• Reading passage:
= = = = =

1
votes

Using google-cloud-dataflow/Cloud Composer for CSV to Avro and everything works on my local environment. When trying to read the .avsc file that contains the Avro schema from a Cloud Storage bucket, I keep getting: IOError: [Errno 2] No such file or directory:'gs://my-bucket/xxx.avsc'

Code:

from __future__ import absolute_import
import argparse
import logging
import ntpath
import avro.schema
import apache_beam as beam
from apache_beam.options import pipeline_options
from apache_beam.options.pipeline_options import SetupOptions
from datetime import datetime


class RowTransformer(object):
    def __init__(self, delimiter, header, filename):
        self.delimiter = delimiter
        self.keys = re.split(',', header)
        self.filename = filename

    def parse(self, row):
        self.load_dt = datetime.utcnow()
        split_row = row.split(self.delimiter)
        #Need to cast anything that is not a string into proper type
        split_row[8] = float('0' if not split_row[8] else split_row[8])  
        split_row[9] = float('0' if not split_row[9] else split_row[9])  
        split_row[10] = float('0' if not split_row[10] else split_row[10]) 
        split_row[11] = float('0' if not split_row[11] else split_row[11]) 
        split_row[12] = float('0' if not split_row[12] else split_row[12])
        split_row[13] = float('0' if not split_row[13] else split_row[13]) 
        split_row[14] = float('0' if not split_row[14] else split_row[14]) 
        split_row[15] = float('0' if not split_row[15] else split_row[15]) 
        split_row[16] = float('0' if not split_row[16] else split_row[16]) 
        split_row[17] = float('0' if not split_row[17] else split_row[17]) 
        split_row[18] = str('0' if not split_row[18] else split_row[18])   
        split_row[19] = str('0' if not split_row[19] else split_row[19])

= = = = =

• What to work on:
a. Reproduce the Dataflow post from "#Need to cast" up to and including "split_row[13] else split_row[13])".
b. Answer from the Dataflow post:
(i) What error does the author keep getting when reading the .avsc file from the Cloud Storage bucket?
(ii) Which positions of split_row does the parse method cast to float?
(iii) Which positions of split_row does it convert with str?
c. Go on with the Dataflow post from the point where it stops.

• Record excerpts:
= = = = =

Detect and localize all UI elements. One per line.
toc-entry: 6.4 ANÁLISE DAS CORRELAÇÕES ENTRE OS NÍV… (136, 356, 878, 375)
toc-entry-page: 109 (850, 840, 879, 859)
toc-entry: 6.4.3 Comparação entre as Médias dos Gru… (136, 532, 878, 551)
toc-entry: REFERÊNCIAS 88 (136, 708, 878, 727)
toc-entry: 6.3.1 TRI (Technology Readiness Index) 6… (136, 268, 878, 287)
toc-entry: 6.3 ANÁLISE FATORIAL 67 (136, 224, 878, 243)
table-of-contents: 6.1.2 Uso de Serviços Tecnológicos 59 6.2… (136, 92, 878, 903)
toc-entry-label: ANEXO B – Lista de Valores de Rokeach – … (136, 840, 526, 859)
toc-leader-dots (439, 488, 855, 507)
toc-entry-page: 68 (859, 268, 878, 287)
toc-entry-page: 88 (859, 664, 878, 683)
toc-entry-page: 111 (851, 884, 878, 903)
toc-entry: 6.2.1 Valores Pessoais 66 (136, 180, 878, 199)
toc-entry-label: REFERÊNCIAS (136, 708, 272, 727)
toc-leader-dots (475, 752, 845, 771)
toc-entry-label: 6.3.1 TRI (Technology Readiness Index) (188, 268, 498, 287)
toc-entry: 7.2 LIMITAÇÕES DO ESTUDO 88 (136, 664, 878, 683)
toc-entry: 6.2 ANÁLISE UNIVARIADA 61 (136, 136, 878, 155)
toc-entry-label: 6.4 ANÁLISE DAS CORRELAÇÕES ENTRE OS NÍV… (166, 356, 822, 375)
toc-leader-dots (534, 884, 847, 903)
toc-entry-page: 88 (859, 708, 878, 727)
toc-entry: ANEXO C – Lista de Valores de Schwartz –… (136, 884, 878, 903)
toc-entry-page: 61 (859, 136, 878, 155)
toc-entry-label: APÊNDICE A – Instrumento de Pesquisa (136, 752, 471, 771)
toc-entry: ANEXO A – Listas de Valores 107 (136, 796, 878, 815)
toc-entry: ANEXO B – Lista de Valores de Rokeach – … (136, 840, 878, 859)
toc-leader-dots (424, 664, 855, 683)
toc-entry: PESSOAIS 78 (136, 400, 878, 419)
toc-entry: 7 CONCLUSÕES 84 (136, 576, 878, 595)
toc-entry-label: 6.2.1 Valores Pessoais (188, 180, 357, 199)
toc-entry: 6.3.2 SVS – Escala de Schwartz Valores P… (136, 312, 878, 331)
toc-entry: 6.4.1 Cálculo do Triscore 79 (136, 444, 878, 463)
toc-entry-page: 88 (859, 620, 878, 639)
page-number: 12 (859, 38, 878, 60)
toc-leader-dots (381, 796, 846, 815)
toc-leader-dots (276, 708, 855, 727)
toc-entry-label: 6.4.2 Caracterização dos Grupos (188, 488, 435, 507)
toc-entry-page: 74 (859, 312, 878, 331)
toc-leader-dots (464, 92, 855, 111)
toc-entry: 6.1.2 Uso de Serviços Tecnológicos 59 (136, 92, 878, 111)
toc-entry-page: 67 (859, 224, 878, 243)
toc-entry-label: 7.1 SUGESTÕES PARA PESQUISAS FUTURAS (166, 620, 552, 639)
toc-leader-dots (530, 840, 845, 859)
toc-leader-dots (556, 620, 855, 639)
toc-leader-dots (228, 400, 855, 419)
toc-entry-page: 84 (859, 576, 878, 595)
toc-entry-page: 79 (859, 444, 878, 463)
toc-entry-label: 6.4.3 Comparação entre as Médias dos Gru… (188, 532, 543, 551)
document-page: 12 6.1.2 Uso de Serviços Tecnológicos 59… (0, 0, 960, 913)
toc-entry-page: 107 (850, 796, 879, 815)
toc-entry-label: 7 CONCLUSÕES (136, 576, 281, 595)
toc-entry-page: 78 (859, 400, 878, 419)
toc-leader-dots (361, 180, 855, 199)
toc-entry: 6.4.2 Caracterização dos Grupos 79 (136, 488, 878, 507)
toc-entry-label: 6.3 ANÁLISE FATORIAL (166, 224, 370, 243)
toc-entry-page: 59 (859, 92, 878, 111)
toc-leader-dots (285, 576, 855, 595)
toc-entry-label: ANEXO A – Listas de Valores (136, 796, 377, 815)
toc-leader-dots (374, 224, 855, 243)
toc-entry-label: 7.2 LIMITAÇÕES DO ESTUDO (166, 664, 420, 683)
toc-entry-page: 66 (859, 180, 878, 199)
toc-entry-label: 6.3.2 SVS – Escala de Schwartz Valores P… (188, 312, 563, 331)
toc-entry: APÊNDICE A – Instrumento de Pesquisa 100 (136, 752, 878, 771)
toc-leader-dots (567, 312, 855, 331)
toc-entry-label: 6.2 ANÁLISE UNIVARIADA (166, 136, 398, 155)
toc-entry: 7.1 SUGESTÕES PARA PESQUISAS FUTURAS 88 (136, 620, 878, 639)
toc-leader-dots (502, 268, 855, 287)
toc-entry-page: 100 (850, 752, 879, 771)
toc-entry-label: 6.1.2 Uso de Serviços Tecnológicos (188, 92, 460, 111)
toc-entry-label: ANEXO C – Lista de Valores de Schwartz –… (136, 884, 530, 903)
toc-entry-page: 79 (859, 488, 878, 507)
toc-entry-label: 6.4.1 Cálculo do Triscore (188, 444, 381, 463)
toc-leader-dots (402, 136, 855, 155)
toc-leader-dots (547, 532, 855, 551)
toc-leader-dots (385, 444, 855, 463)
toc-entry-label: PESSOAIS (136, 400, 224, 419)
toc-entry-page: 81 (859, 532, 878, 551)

= = = = =

• Task responses:
a.
#Need to cast anything that is not a string into proper type
        split_row[8] = float('0' if not split_row[8] else split_row[8])  
        split_row[9] = float('0' if not split_row[9] else split_row[9])  
        split_row[10] = float('0' if not split_row[10] else split_row[10]) 
        split_row[11] = float('0' if not split_row[11] else split_row[11]) 
        split_row[12] = float('0' if not split_row[12] else split_row[12])
        split_row[13] = float('0' if not split_row[13] else split_row[13])

b.
(i) IOError: [Errno 2] No such file or directory:'gs://my-bucket/xxx.avsc'
(ii) Positions 8 through 17
(iii) Positions 18 and 19

c.
        split_row.append(self.filename)
        split_row.append(self.load_dt.strftime('%Y-%m-%d %H:%M:%S.%f')) 
        decode_row = [i.decode('UTF-8') if isinstance(i, basestring) else i for i in split_row]
        row = dict(zip(self.keys, decode_row))
        return row

def run(argv=None):
    """The main function which creates the pipeline and runs it."""

    parser = argparse.ArgumentParser()
    parser.add_argument('--input', dest='input', required=False,
        help='Input file to read.  This can be a local file or '
             'a file in a Google Storage Bucket.',
        default='gs://my-bucket/receive/xxx.txt')
    parser.add_argument('--output', dest='output', required=False,
                        help='Output Avro to Cloud Storage',
                        default='gs://my-bucket/')
    parser.add_argument('--schema', dest='schema', required=False,
                        help='Avro Schema',
                        default='gs://my-bucket/xxx.avsc')
    parser.add_argument('--delimiter', dest='delimiter', required=False,
                        help='Delimiter to split input records.',
                        default='|')
    parser.add_argument('--fields', dest='fields', required=False,
                        help='list of field names expected',
                        default='Col1,Col2...etc')
    known_args, pipeline_args = parser.parse_known_args(argv)
    row_transformer = RowTransformer(delimiter=known_args.delimiter,
                                     header=known_args.fields,
                                     filename=ntpath.basename(known_args.input))
    p_opts = pipeline_options.PipelineOptions(pipeline_args)

    with beam.Pipeline(options=p_opts) as pipeline:
        schema_file = avro.schema.parse(open(known_args.schema, "rb").read())
        rows = pipeline | "Read from text file" >> beam.io.ReadFromText(known_args.input, skip_header_lines=1)
        dict_records = rows | "Convert to Avro" >> beam.Map(lambda r: row_transformer.parse(r))
        dict_records | "Write to Cloud Storage as Avro" >> beam.io.avroio.WriteToAvro(known_args.output,schema=schema_file)
run()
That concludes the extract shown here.